··· INPUT ROWS ···

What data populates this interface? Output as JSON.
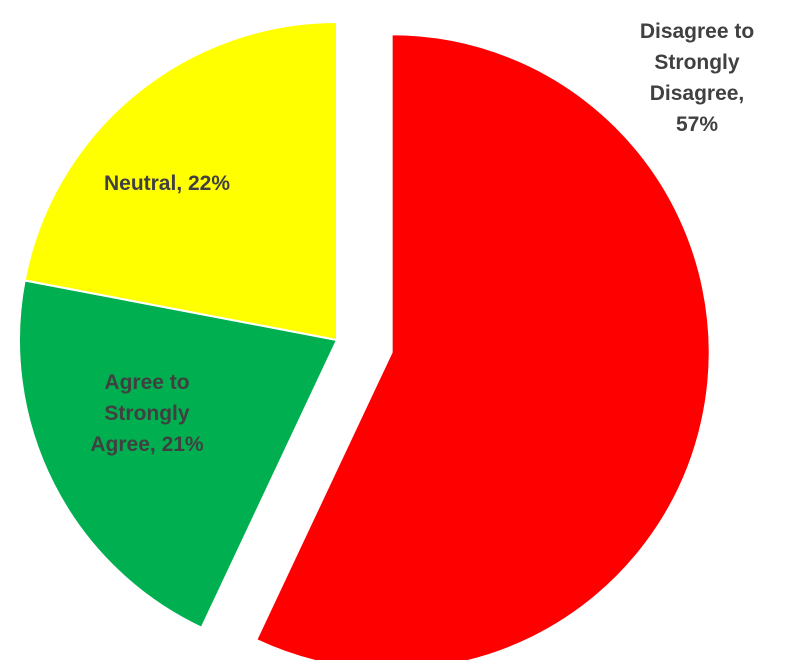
{
  "chart_data": {
    "type": "pie",
    "title": "",
    "legend": "none",
    "slices": [
      {
        "label": "Disagree to Strongly Disagree",
        "label_lines": [
          "Disagree to",
          "Strongly",
          "Disagree,",
          "57%"
        ],
        "value": 57,
        "color": "#ff0000",
        "exploded": true
      },
      {
        "label": "Agree to Strongly Agree",
        "label_lines": [
          "Agree to",
          "Strongly",
          "Agree, 21%"
        ],
        "value": 21,
        "color": "#00b050",
        "exploded": false
      },
      {
        "label": "Neutral",
        "label_lines": [
          "Neutral, 22%"
        ],
        "value": 22,
        "color": "#ffff00",
        "exploded": false
      }
    ]
  }
}
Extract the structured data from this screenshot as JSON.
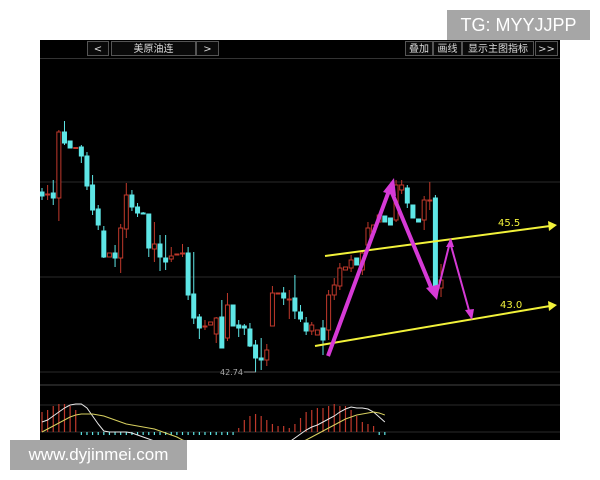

···

The records shown above are to be repeated exactly, with the pictures left out.

▶ RESPONSE TO THIS TASK:
What data populates this interface? Output as JSON.
{
  "chart_data": {
    "type": "pie",
    "title": "",
    "legend": "none",
    "slices": [
      {
        "label": "Disagree to Strongly Disagree",
        "label_lines": [
          "Disagree to",
          "Strongly",
          "Disagree,",
          "57%"
        ],
        "value": 57,
        "color": "#ff0000",
        "exploded": true
      },
      {
        "label": "Agree to Strongly Agree",
        "label_lines": [
          "Agree to",
          "Strongly",
          "Agree, 21%"
        ],
        "value": 21,
        "color": "#00b050",
        "exploded": false
      },
      {
        "label": "Neutral",
        "label_lines": [
          "Neutral, 22%"
        ],
        "value": 22,
        "color": "#ffff00",
        "exploded": false
      }
    ]
  }
}
Extract the structured data from this screenshot as JSON.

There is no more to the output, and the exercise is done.